→ **PROMPT**
Find the lines holding "условиям" and copy them.
— START OF RECORDS —
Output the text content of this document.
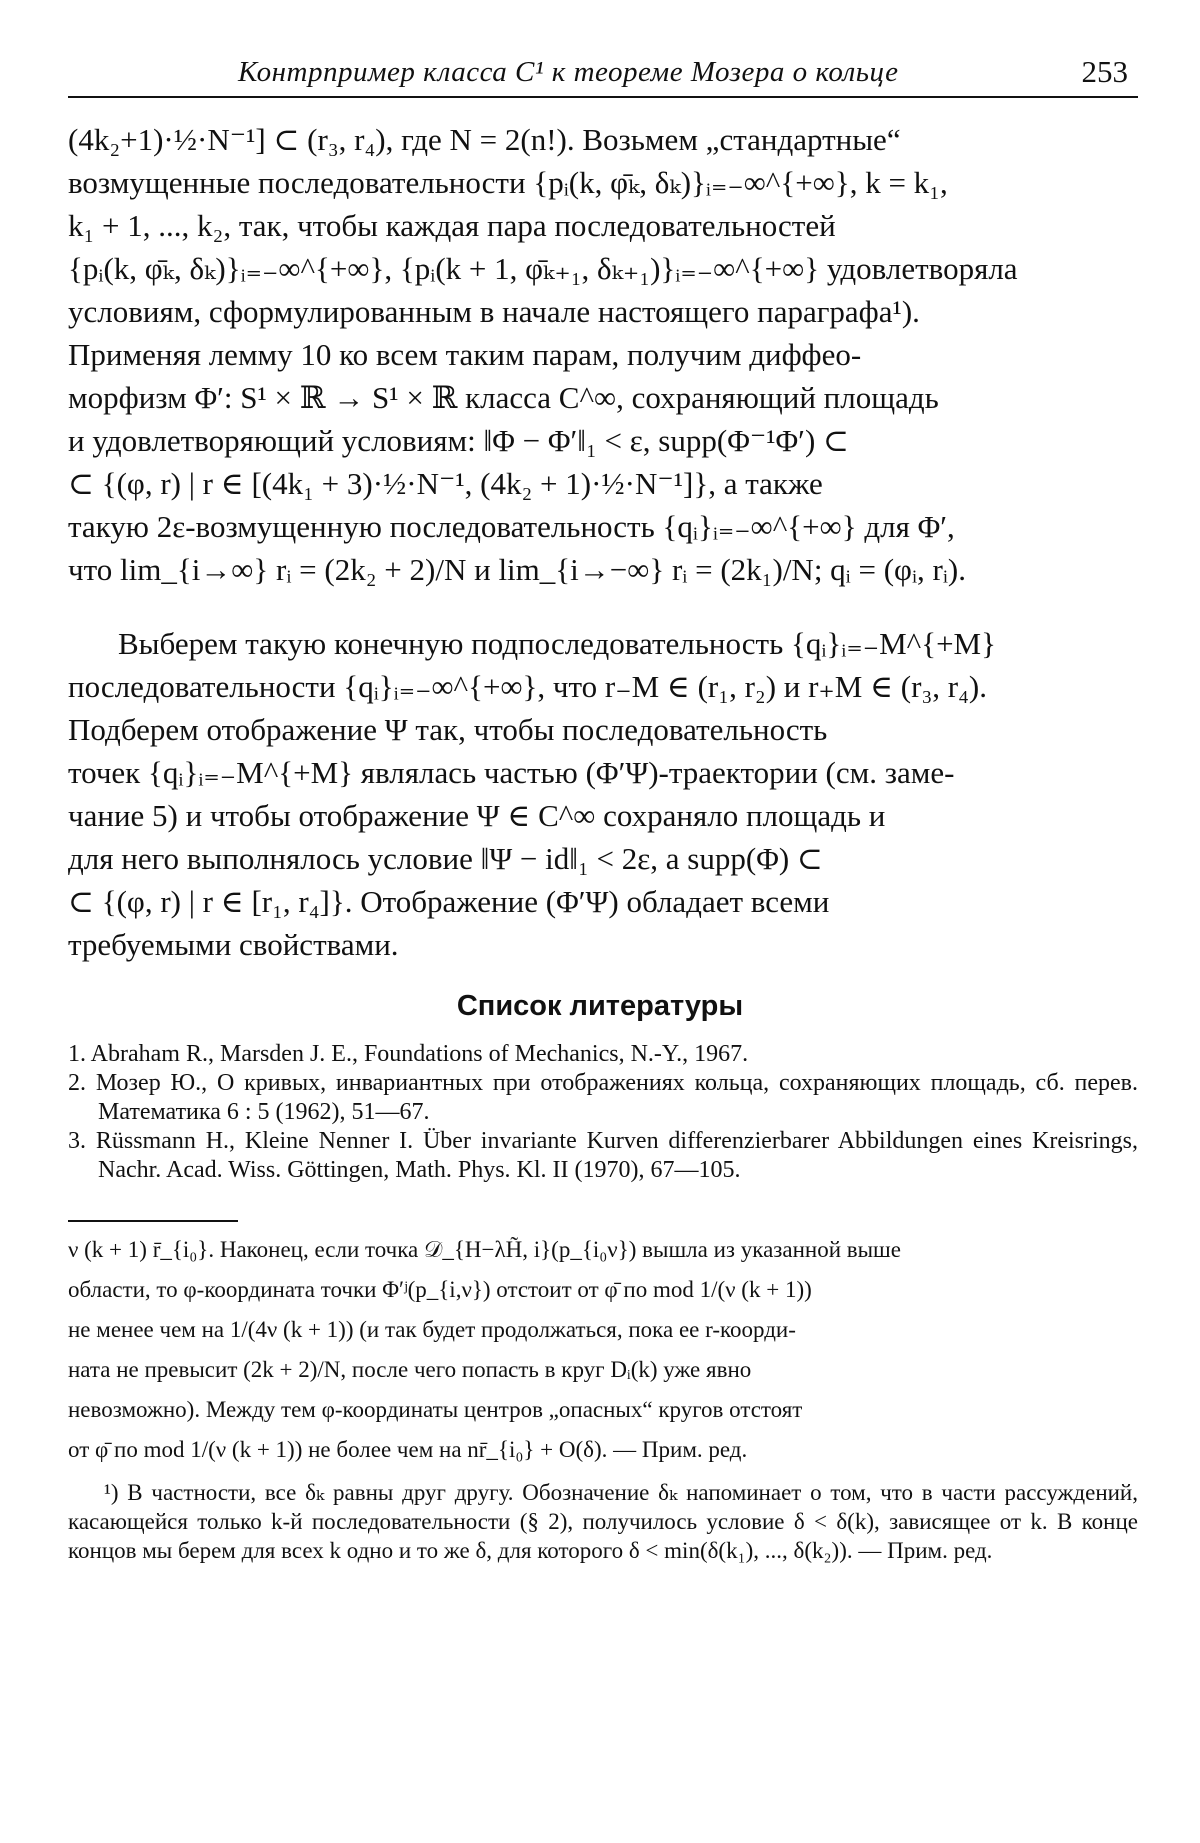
Контрпример класса C¹ к теореме Мозера о кольце	253

(4k₂+1)·½·N⁻¹] ⊂ (r₃, r₄), где N = 2(n!). Возьмем „стандартные“

возмущенные последовательности {pᵢ(k, φ̄ₖ, δₖ)}ᵢ₌₋∞^{+∞}, k = k₁,

k₁ + 1, ..., k₂, так, чтобы каждая пара последовательностей

{pᵢ(k, φ̄ₖ, δₖ)}ᵢ₌₋∞^{+∞}, {pᵢ(k + 1, φ̄ₖ₊₁, δₖ₊₁)}ᵢ₌₋∞^{+∞} удовлетворяла

условиям, сформулированным в начале настоящего параграфа¹).

Применяя лемму 10 ко всем таким парам, получим диффео-

морфизм Φ′: S¹ × ℝ → S¹ × ℝ класса C^∞, сохраняющий площадь

и удовлетворяющий условиям: ‖Φ − Φ′‖₁ < ε, supp(Φ⁻¹Φ′) ⊂

⊂ {(φ, r) | r ∈ [(4k₁ + 3)·½·N⁻¹, (4k₂ + 1)·½·N⁻¹]}, а также

такую 2ε-возмущенную последовательность {qᵢ}ᵢ₌₋∞^{+∞} для Φ′,

что lim_{i→∞} rᵢ = (2k₂ + 2)/N и lim_{i→−∞} rᵢ = (2k₁)/N; qᵢ = (φᵢ, rᵢ).

Выберем такую конечную подпоследовательность {qᵢ}ᵢ₌₋M^{+M}

последовательности {qᵢ}ᵢ₌₋∞^{+∞}, что r₋M ∈ (r₁, r₂) и r₊M ∈ (r₃, r₄).

Подберем отображение Ψ так, чтобы последовательность

точек {qᵢ}ᵢ₌₋M^{+M} являлась частью (Φ′Ψ)-траектории (см. заме-

чание 5) и чтобы отображение Ψ ∈ C^∞ сохраняло площадь и

для него выполнялось условие ‖Ψ − id‖₁ < 2ε, а supp(Φ) ⊂

⊂ {(φ, r) | r ∈ [r₁, r₄]}. Отображение (Φ′Ψ) обладает всеми

требуемыми свойствами.

Список литературы

1. Abraham R., Marsden J. E., Foundations of Mechanics, N.-Y., 1967.

2. Мозер Ю., О кривых, инвариантных при отображениях кольца, сохраняющих площадь, сб. перев. Математика 6 : 5 (1962), 51—67.

3. Rüssmann H., Kleine Nenner I. Über invariante Kurven differenzierbarer Abbildungen eines Kreisrings, Nachr. Acad. Wiss. Göttingen, Math. Phys. Kl. II (1970), 67—105.

ν (k + 1) r̄_{i₀}. Наконец, если точка 𝒟_{H−λH̃, i}(p_{i₀ν}) вышла из указанной выше

области, то φ-координата точки Φ′ʲ(p_{i,ν}) отстоит от φ̄ по mod 1/(ν (k + 1))

не менее чем на 1/(4ν (k + 1)) (и так будет продолжаться, пока ее r-коорди-

ната не превысит (2k + 2)/N, после чего попасть в круг Dᵢ(k) уже явно

невозможно). Между тем φ-координаты центров „опасных“ кругов отстоят

от φ̄ по mod 1/(ν (k + 1)) не более чем на nr̄_{i₀} + O(δ). — Прим. ред.

¹) В частности, все δₖ равны друг другу. Обозначение δₖ напоминает о том, что в части рассуждений, касающейся только k-й последовательности (§ 2), получилось условие δ < δ(k), зависящее от k. В конце концов мы берем для всех k одно и то же δ, для которого δ < min(δ(k₁), ..., δ(k₂)). — Прим. ред.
— END OF RECORDS —
→ **COMPLETE RESPONSE**
условиям, сформулированным в начале настоящего параграфа¹).
и удовлетворяющий условиям: ‖Φ − Φ′‖₁ < ε, supp(Φ⁻¹Φ′) ⊂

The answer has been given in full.